Dataset excerpt

====

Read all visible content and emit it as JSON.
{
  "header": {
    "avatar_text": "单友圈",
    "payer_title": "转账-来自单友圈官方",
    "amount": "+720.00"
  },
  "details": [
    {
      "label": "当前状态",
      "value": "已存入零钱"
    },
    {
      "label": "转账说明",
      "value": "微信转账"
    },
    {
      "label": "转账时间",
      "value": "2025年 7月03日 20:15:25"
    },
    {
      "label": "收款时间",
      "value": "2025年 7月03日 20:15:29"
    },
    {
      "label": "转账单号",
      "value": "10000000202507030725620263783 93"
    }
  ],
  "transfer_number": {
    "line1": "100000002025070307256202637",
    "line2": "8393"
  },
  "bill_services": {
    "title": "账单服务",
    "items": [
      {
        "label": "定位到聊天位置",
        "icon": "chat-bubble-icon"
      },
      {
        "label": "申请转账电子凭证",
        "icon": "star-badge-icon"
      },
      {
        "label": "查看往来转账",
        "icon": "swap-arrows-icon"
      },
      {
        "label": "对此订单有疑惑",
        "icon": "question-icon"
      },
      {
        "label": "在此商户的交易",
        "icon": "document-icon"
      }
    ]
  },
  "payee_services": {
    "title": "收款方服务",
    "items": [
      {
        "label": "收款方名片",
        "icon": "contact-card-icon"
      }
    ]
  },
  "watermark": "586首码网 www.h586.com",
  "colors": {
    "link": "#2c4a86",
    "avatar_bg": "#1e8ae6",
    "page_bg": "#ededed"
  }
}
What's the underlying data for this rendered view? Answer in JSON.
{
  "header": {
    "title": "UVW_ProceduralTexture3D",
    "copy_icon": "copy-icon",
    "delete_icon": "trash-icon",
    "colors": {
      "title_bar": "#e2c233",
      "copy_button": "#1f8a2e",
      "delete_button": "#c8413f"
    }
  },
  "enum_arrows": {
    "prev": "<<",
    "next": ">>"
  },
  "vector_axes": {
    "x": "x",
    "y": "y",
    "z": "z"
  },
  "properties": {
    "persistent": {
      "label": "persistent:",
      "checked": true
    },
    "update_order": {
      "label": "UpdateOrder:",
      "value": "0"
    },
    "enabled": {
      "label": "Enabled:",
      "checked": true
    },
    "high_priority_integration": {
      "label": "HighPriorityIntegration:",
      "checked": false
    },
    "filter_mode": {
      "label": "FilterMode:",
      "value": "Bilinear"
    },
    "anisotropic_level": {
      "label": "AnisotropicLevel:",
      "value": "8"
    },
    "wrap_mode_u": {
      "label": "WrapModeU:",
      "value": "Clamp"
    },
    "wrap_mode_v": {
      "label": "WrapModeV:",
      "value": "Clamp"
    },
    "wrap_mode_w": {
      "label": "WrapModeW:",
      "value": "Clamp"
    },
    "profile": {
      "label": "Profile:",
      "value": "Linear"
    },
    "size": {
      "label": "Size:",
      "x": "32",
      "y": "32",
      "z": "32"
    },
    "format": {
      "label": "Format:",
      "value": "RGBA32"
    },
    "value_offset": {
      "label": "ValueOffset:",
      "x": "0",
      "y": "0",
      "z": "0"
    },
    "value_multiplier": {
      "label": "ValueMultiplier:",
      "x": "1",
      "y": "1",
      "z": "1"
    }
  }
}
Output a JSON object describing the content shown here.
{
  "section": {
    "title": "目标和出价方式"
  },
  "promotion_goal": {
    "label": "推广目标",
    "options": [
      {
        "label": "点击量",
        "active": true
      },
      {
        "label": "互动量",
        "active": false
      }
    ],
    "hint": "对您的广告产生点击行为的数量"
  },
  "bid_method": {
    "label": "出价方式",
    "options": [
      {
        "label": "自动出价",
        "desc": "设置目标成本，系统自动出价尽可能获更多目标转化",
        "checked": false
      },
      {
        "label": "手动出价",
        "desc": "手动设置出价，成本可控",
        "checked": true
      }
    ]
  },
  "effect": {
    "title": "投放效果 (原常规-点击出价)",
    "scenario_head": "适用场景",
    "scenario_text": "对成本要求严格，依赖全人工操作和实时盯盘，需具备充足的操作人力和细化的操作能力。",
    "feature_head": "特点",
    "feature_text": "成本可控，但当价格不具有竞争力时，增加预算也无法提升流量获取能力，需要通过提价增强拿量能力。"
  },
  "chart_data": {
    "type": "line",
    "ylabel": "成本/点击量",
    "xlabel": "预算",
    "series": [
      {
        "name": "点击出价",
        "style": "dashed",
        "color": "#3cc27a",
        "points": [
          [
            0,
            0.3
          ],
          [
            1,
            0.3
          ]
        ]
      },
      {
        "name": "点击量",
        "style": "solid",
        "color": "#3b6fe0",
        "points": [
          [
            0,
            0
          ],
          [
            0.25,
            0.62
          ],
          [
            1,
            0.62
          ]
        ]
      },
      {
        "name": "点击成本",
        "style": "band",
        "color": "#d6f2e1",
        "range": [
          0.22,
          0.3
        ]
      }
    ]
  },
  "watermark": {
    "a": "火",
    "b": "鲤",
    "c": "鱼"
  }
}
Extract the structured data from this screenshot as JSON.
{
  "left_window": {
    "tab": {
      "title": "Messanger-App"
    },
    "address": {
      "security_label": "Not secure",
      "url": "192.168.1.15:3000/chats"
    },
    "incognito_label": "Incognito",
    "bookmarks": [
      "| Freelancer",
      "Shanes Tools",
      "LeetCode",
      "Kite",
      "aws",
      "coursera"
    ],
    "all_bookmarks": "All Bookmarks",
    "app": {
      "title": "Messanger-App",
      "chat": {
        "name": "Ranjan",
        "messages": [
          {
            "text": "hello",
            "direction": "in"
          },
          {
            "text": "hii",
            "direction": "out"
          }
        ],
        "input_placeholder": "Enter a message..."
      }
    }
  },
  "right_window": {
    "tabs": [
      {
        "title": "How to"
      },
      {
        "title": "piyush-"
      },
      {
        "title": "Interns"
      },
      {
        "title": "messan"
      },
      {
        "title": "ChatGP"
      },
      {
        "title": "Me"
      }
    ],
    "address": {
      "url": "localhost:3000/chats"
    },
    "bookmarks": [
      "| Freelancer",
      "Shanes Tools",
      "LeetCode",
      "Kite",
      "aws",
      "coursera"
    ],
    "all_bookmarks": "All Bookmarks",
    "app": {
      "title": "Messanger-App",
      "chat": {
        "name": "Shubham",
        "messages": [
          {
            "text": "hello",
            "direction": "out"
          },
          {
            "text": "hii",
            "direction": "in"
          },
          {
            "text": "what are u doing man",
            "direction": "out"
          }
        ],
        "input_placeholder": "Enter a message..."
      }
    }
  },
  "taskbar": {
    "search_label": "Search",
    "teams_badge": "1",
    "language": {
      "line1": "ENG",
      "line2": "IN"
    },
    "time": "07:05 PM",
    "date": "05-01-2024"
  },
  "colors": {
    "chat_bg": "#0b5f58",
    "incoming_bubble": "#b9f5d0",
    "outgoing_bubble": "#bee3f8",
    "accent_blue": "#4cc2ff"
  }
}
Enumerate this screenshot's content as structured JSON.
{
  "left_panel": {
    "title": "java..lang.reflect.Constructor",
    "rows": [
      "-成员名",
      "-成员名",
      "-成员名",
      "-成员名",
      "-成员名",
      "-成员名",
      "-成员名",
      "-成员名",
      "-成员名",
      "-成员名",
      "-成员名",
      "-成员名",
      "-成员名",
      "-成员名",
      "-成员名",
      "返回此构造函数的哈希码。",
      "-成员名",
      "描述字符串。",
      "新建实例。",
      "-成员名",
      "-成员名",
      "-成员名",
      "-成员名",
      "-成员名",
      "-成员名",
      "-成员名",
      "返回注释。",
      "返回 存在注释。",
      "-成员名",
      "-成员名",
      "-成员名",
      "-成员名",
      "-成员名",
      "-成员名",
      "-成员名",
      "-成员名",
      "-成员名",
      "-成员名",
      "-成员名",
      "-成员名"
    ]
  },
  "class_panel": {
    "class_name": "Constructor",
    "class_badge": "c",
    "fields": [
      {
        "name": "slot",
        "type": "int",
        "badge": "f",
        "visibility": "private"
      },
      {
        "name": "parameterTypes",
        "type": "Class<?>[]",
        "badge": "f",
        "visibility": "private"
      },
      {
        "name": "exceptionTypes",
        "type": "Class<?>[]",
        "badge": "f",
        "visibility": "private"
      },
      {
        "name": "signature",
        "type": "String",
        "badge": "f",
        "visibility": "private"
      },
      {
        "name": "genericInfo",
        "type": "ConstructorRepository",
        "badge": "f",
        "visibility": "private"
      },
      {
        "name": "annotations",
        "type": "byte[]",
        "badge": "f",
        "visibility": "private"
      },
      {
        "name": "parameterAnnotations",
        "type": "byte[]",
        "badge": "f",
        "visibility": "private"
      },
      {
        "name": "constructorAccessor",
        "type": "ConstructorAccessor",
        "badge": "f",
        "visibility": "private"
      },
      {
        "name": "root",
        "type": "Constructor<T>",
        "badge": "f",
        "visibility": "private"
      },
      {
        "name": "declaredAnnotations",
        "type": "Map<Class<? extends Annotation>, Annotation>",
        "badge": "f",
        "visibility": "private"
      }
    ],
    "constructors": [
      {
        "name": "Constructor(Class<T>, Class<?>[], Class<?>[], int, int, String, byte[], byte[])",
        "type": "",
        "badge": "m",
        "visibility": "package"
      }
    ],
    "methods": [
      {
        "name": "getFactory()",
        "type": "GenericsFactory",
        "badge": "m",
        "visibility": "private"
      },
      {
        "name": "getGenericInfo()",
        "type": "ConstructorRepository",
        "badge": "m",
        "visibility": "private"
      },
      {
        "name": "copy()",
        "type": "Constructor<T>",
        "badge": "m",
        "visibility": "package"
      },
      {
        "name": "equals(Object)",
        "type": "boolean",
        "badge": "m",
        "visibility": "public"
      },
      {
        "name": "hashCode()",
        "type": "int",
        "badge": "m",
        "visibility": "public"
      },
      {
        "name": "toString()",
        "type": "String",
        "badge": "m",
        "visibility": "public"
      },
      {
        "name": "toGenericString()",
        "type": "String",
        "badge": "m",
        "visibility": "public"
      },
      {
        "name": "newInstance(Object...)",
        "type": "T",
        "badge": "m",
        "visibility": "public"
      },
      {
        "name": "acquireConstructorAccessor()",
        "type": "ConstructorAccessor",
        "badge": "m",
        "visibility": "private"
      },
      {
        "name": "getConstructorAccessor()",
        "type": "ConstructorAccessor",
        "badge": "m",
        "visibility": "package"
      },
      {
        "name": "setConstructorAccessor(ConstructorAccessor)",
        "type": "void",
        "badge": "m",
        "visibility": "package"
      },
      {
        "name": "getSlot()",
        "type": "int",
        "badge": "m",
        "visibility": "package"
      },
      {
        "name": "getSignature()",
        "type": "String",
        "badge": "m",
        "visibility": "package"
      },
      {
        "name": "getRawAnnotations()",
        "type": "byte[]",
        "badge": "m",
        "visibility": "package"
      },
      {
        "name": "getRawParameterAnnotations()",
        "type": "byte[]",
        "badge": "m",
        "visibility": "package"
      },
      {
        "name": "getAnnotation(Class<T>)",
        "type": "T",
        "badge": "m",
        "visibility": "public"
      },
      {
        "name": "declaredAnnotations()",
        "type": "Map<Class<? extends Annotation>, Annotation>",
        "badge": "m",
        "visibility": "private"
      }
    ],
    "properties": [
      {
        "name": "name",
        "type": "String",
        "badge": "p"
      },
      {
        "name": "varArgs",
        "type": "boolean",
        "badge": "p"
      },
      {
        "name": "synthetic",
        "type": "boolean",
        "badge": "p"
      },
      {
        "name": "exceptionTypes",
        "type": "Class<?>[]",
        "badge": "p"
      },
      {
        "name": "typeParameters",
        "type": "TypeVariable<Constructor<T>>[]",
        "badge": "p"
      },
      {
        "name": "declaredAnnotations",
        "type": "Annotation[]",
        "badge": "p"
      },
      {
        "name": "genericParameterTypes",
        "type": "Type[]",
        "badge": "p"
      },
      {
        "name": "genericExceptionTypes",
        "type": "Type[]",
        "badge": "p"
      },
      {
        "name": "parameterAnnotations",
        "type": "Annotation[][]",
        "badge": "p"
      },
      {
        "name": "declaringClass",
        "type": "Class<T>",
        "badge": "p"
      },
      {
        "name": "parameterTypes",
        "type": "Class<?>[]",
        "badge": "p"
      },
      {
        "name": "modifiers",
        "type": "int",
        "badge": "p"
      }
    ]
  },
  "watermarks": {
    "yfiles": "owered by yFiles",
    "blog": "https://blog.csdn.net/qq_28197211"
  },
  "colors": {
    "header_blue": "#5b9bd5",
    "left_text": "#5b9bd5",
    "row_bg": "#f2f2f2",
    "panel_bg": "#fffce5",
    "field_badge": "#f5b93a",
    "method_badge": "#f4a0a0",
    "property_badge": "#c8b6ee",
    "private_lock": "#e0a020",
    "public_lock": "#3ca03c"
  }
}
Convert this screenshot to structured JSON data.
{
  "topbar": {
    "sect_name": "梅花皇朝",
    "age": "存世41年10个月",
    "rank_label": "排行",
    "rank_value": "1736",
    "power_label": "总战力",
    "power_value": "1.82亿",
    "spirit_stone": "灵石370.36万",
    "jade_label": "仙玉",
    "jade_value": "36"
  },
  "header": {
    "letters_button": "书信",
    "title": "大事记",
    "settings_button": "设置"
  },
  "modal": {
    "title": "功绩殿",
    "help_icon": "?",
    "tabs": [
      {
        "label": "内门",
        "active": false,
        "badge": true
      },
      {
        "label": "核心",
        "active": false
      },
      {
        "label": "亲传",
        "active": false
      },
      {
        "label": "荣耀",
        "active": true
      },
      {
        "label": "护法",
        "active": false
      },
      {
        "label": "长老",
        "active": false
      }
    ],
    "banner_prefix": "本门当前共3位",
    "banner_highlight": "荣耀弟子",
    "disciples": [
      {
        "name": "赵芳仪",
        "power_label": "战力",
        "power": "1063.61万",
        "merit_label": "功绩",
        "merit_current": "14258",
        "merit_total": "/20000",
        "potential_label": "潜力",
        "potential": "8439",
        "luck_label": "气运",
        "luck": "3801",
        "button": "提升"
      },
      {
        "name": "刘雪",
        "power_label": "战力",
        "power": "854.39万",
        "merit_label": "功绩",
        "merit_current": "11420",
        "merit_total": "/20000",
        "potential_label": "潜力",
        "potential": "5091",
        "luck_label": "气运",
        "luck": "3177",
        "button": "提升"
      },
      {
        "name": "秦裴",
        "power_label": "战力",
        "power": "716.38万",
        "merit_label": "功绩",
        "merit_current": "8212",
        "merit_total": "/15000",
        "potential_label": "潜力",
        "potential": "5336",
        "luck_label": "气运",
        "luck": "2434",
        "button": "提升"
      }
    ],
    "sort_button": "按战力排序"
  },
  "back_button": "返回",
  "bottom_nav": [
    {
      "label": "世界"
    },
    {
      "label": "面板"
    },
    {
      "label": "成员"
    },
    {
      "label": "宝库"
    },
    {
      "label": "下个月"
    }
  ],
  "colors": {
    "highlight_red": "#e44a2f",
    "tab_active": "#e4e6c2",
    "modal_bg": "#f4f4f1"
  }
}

====

▸ **YOUR OBJECTIVE**:
Search the listing for the word "screenshot". Copy every line in which it occurs.

▸ **RESULT FOR THIS EXERCISE**:
Extract the structured data from this screenshot as JSON.
Enumerate this screenshot's content as structured JSON.
Convert this screenshot to structured JSON data.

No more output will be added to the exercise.